Write out the material exactly. Do not include the pictures.

* begin INFORMATION GIVEN *

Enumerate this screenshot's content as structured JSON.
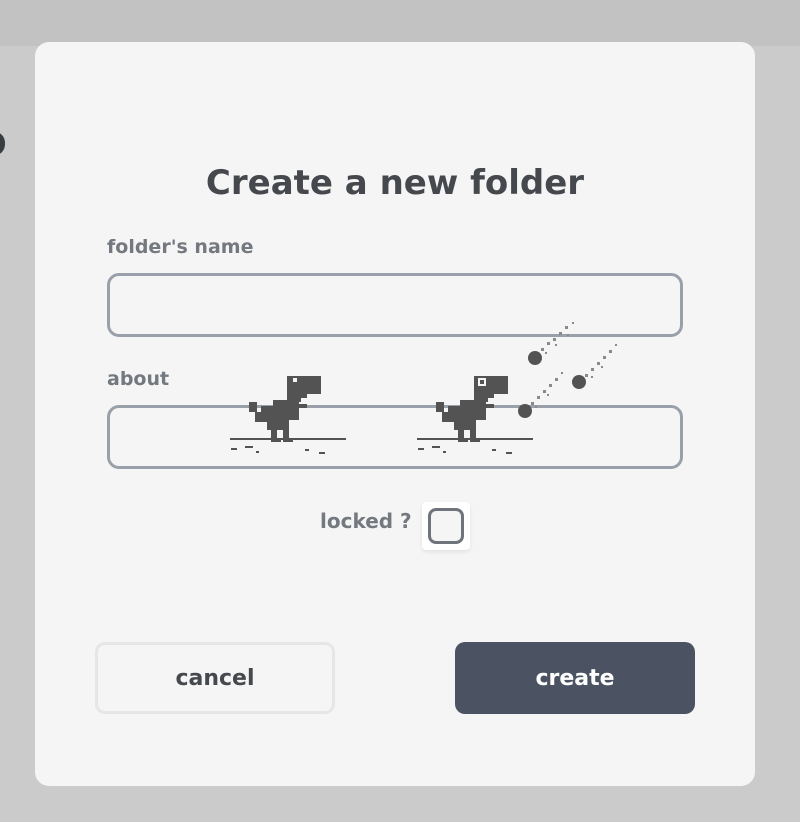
{
  "background": {
    "partial_heading": "o"
  },
  "dialog": {
    "title": "Create a new folder",
    "name_field": {
      "label": "folder's name",
      "value": "",
      "placeholder": ""
    },
    "about_field": {
      "label": "about",
      "value": "",
      "placeholder": ""
    },
    "locked": {
      "label": "locked ?",
      "checked": false
    },
    "buttons": {
      "cancel": "cancel",
      "create": "create"
    }
  },
  "colors": {
    "modal_bg": "#f5f5f5",
    "page_bg": "#cbcbcb",
    "create_button": "#4b5362",
    "title_text": "#45484d",
    "label_text": "#74787f",
    "input_border": "#9aa0aa"
  },
  "icons": {
    "decoration": [
      "dino-running-icon",
      "dino-hit-icon",
      "meteor-icon"
    ]
  }
}
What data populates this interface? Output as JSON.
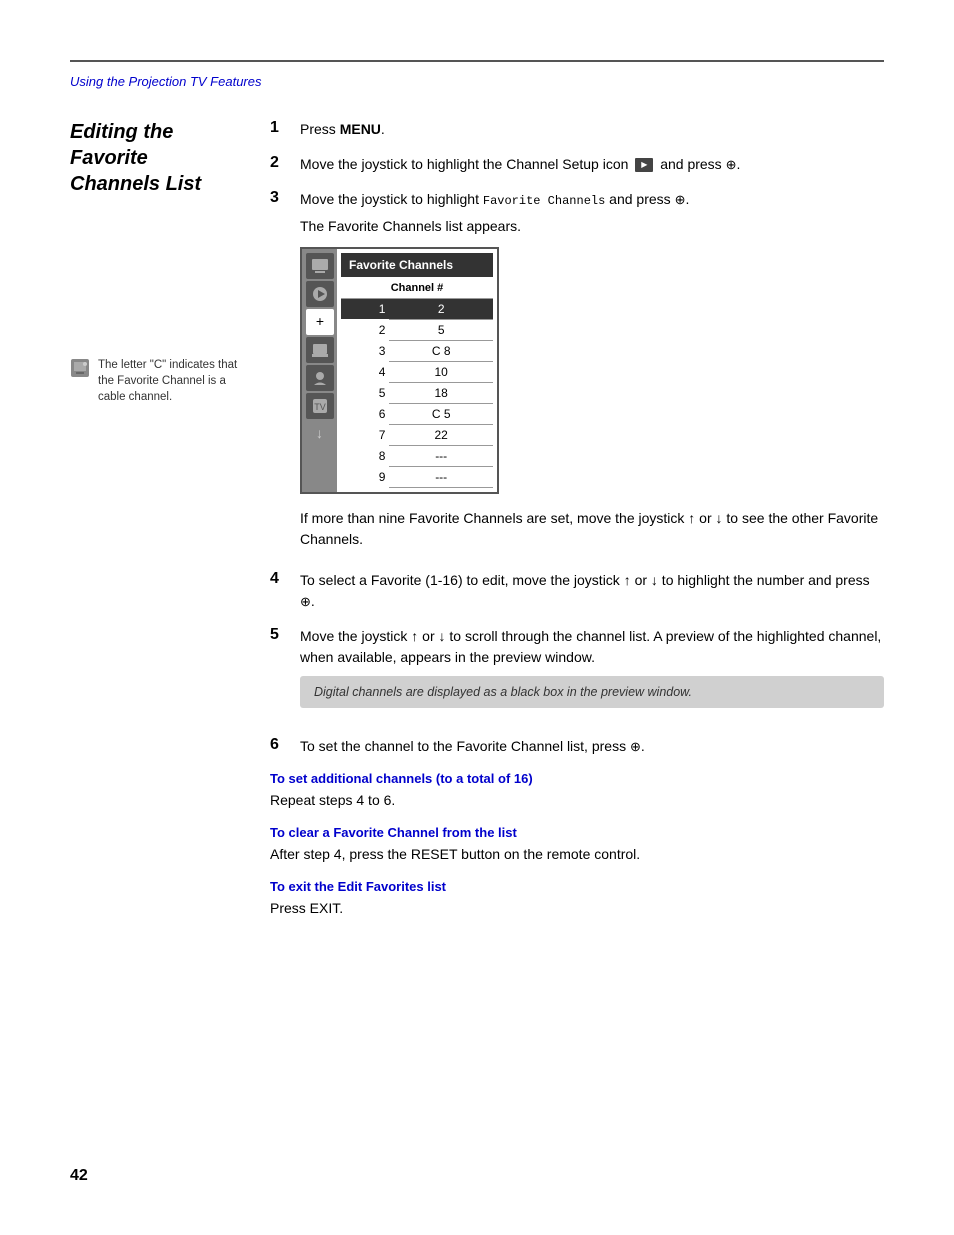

* end INFORMATION GIVEN *

=== EXERCISE ANSWER ===
Enumerate this screenshot's content as structured JSON.
{
  "background": {
    "partial_heading": "o"
  },
  "dialog": {
    "title": "Create a new folder",
    "name_field": {
      "label": "folder's name",
      "value": "",
      "placeholder": ""
    },
    "about_field": {
      "label": "about",
      "value": "",
      "placeholder": ""
    },
    "locked": {
      "label": "locked ?",
      "checked": false
    },
    "buttons": {
      "cancel": "cancel",
      "create": "create"
    }
  },
  "colors": {
    "modal_bg": "#f5f5f5",
    "page_bg": "#cbcbcb",
    "create_button": "#4b5362",
    "title_text": "#45484d",
    "label_text": "#74787f",
    "input_border": "#9aa0aa"
  },
  "icons": {
    "decoration": [
      "dino-running-icon",
      "dino-hit-icon",
      "meteor-icon"
    ]
  }
}
What data populates this interface? Output as JSON.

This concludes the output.